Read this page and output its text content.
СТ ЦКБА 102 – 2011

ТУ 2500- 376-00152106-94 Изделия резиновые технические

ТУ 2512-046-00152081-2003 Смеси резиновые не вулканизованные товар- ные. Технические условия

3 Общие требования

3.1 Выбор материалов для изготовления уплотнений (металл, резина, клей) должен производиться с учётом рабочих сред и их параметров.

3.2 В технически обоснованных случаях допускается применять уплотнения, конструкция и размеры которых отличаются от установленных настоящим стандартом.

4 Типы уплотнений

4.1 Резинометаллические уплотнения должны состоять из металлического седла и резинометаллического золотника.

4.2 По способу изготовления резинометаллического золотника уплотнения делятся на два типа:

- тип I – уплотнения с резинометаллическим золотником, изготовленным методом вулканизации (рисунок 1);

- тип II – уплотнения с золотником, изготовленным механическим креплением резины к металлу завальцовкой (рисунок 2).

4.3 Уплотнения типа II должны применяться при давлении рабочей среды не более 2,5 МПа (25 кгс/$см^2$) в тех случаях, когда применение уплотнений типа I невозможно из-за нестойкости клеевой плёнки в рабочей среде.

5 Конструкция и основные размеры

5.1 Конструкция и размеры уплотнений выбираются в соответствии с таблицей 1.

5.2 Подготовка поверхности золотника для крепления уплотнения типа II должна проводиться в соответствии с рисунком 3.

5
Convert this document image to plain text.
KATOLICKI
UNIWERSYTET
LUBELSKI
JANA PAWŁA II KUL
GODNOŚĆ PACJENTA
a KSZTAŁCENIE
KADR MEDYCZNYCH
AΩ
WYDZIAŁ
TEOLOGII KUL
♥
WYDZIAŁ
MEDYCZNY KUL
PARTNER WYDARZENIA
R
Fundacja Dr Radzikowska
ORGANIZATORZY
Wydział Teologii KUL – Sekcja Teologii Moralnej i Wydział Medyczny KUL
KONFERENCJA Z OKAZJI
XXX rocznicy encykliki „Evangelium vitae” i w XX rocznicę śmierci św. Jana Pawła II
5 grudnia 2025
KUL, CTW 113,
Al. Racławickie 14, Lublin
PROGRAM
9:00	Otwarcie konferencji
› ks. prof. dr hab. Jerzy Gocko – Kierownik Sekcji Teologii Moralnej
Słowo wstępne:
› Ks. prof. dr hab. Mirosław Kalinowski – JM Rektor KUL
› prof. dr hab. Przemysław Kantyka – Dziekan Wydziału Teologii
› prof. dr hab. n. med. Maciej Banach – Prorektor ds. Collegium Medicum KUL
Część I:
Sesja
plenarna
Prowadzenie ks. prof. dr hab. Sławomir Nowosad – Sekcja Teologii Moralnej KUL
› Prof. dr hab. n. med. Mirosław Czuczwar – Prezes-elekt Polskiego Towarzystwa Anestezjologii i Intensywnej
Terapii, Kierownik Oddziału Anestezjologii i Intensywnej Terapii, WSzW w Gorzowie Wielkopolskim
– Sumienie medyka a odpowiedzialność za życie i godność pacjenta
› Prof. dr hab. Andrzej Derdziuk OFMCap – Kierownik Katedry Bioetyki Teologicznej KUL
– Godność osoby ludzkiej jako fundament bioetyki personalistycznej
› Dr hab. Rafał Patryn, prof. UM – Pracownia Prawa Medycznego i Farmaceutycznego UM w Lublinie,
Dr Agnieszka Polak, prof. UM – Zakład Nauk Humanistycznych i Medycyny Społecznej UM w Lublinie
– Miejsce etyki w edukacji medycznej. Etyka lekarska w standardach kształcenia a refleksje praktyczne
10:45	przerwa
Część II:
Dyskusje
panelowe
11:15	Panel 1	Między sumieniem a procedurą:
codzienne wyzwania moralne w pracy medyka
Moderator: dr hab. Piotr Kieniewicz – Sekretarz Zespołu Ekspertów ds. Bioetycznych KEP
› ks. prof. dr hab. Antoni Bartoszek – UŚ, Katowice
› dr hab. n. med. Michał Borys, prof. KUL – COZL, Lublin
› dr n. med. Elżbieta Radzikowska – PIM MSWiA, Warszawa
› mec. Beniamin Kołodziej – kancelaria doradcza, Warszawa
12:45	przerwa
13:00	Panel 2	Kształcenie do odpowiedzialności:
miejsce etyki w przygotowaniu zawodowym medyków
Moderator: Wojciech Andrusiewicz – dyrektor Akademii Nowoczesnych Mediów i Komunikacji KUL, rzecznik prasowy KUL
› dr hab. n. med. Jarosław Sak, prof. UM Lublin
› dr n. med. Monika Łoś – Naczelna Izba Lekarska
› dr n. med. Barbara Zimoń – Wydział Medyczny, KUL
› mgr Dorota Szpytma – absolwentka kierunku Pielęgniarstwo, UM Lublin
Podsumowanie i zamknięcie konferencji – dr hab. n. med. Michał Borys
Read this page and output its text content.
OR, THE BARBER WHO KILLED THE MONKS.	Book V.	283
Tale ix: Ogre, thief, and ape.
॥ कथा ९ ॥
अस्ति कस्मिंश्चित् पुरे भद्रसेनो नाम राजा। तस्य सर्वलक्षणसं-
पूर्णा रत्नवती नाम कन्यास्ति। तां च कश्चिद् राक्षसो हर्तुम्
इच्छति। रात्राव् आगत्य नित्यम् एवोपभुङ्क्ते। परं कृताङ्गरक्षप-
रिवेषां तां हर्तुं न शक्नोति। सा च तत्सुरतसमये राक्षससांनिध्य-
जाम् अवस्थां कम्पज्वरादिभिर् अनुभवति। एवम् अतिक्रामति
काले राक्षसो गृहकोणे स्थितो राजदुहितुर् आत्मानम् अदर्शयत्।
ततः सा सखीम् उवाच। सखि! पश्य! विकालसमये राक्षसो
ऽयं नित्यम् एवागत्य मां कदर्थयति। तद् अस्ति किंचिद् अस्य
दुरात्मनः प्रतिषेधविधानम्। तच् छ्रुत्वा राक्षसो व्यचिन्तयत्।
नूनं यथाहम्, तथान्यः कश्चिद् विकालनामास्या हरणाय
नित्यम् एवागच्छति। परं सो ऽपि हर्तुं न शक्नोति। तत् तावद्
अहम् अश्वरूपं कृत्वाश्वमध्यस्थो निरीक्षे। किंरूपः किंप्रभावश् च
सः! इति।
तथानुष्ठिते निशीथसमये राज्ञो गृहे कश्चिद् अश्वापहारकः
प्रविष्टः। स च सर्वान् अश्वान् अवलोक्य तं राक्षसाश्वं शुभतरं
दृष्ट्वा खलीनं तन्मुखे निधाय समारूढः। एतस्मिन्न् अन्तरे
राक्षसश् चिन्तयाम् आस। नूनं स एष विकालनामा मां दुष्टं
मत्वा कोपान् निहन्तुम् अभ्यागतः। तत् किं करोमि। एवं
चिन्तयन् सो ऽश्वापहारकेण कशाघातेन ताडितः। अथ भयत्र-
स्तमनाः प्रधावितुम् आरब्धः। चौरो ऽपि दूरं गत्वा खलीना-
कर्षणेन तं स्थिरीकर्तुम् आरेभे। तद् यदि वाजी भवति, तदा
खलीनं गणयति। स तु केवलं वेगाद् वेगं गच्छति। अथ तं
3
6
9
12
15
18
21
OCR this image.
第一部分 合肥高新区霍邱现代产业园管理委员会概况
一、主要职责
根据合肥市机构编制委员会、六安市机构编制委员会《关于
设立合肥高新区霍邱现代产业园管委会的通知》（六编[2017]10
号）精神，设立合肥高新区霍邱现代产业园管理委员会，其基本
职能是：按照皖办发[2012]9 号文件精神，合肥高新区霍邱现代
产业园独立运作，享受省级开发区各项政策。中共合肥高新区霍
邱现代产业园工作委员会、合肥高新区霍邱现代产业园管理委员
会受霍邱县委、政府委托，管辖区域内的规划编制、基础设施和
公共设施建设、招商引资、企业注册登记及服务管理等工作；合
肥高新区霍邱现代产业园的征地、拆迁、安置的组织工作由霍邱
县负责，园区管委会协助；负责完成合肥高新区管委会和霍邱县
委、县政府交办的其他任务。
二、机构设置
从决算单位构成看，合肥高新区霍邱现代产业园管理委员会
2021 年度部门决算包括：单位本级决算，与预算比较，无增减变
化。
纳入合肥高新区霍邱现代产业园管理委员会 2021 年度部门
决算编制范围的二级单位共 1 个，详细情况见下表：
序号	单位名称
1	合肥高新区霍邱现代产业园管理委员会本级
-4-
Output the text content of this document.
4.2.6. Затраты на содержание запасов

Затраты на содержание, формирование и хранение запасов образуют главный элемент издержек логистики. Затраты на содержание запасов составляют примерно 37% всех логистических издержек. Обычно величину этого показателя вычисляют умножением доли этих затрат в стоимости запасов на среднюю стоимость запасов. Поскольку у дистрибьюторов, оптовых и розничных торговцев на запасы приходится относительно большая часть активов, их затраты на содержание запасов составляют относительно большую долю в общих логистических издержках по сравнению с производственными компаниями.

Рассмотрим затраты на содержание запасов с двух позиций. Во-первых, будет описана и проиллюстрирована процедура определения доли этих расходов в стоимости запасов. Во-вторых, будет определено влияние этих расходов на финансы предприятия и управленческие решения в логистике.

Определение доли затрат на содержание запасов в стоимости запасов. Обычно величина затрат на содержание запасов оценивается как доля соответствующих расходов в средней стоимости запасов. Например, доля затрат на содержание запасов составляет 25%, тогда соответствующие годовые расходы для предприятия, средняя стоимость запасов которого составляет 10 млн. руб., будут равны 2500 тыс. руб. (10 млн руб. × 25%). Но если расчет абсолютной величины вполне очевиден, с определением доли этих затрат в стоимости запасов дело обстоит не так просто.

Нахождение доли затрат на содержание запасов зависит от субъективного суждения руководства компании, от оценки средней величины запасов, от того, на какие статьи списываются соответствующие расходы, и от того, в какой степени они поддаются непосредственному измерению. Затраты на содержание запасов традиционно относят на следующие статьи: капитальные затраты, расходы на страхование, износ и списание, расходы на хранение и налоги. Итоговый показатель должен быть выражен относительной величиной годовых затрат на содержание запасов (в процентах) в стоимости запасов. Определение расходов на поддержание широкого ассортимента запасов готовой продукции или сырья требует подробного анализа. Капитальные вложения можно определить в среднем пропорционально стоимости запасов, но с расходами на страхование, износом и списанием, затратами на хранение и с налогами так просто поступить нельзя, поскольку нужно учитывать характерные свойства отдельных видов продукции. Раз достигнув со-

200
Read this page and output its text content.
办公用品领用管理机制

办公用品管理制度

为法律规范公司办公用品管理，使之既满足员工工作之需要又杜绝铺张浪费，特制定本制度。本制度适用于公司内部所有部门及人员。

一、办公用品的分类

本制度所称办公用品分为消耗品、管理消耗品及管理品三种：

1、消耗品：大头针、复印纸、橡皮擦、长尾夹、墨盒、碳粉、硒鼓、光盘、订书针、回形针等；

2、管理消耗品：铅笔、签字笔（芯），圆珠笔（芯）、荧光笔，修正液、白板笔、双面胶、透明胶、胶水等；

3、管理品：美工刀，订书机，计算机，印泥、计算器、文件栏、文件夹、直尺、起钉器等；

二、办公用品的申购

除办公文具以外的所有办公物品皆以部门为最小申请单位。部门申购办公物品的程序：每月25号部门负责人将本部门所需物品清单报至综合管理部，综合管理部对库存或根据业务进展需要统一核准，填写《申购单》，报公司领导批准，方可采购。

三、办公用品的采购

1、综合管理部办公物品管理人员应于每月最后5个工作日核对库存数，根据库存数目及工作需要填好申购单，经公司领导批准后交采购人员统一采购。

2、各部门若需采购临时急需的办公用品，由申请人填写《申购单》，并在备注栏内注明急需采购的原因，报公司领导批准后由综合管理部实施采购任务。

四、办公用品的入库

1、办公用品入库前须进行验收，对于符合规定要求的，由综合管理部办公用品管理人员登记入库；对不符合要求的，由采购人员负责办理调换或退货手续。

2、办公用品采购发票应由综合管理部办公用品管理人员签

## TASK REQUIREMENTS
Find and copy every line in the entries above where the string "Radzikowska" occurs.

## RESULT FOR THIS TASK
Fundacja Dr Radzikowska
› dr n. med. Elżbieta Radzikowska – PIM MSWiA, Warszawa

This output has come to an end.